Task material:
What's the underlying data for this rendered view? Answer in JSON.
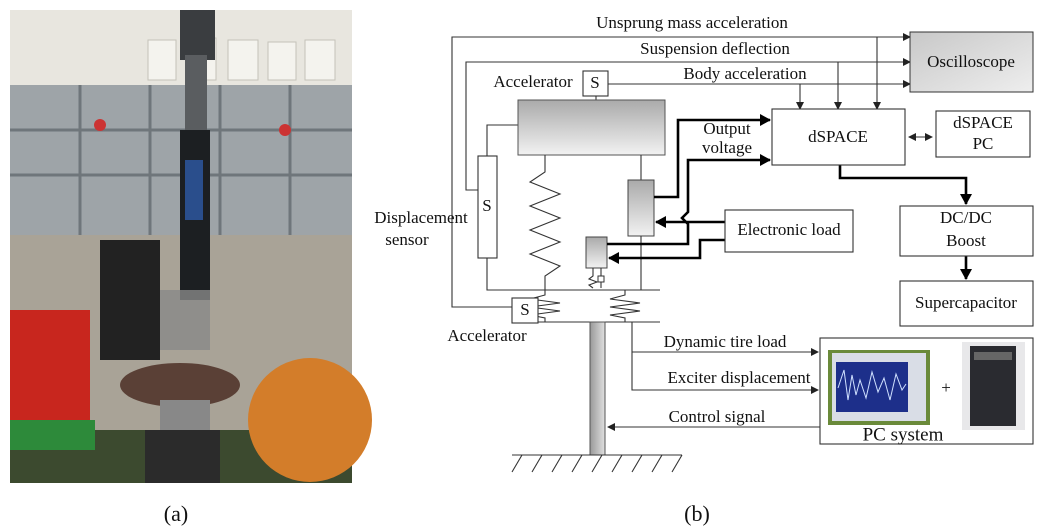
{
  "panel_labels": [
    "(a)",
    "(b)"
  ],
  "diagram": {
    "oscilloscope": "Oscilloscope",
    "dspace": "dSPACE",
    "dspace_pc": [
      "dSPACE",
      "PC"
    ],
    "electronic_load": "Electronic load",
    "dcdc_boost": [
      "DC/DC",
      "Boost"
    ],
    "supercapacitor": "Supercapacitor",
    "pc_system": "PC system",
    "plus": "+",
    "sensor_symbols": [
      "S",
      "S",
      "S"
    ],
    "labels": {
      "unsprung_mass_acceleration": "Unsprung mass acceleration",
      "suspension_deflection": "Suspension deflection",
      "body_acceleration": "Body acceleration",
      "accelerator_top": "Accelerator",
      "accelerator_bottom": "Accelerator",
      "output_voltage": [
        "Output",
        "voltage"
      ],
      "displacement_sensor": [
        "Displacement",
        "sensor"
      ],
      "dynamic_tire_load": "Dynamic tire load",
      "exciter_displacement": "Exciter displacement",
      "control_signal": "Control signal"
    }
  }
}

Exercise aim:
Every record gets retyped exactly; no picture goes into the copy.

Solution for this task:
What's the underlying data for this rendered view? Answer in JSON.
{
  "panel_labels": [
    "(a)",
    "(b)"
  ],
  "diagram": {
    "oscilloscope": "Oscilloscope",
    "dspace": "dSPACE",
    "dspace_pc": [
      "dSPACE",
      "PC"
    ],
    "electronic_load": "Electronic load",
    "dcdc_boost": [
      "DC/DC",
      "Boost"
    ],
    "supercapacitor": "Supercapacitor",
    "pc_system": "PC system",
    "plus": "+",
    "sensor_symbols": [
      "S",
      "S",
      "S"
    ],
    "labels": {
      "unsprung_mass_acceleration": "Unsprung mass acceleration",
      "suspension_deflection": "Suspension deflection",
      "body_acceleration": "Body acceleration",
      "accelerator_top": "Accelerator",
      "accelerator_bottom": "Accelerator",
      "output_voltage": [
        "Output",
        "voltage"
      ],
      "displacement_sensor": [
        "Displacement",
        "sensor"
      ],
      "dynamic_tire_load": "Dynamic tire load",
      "exciter_displacement": "Exciter displacement",
      "control_signal": "Control signal"
    }
  }
}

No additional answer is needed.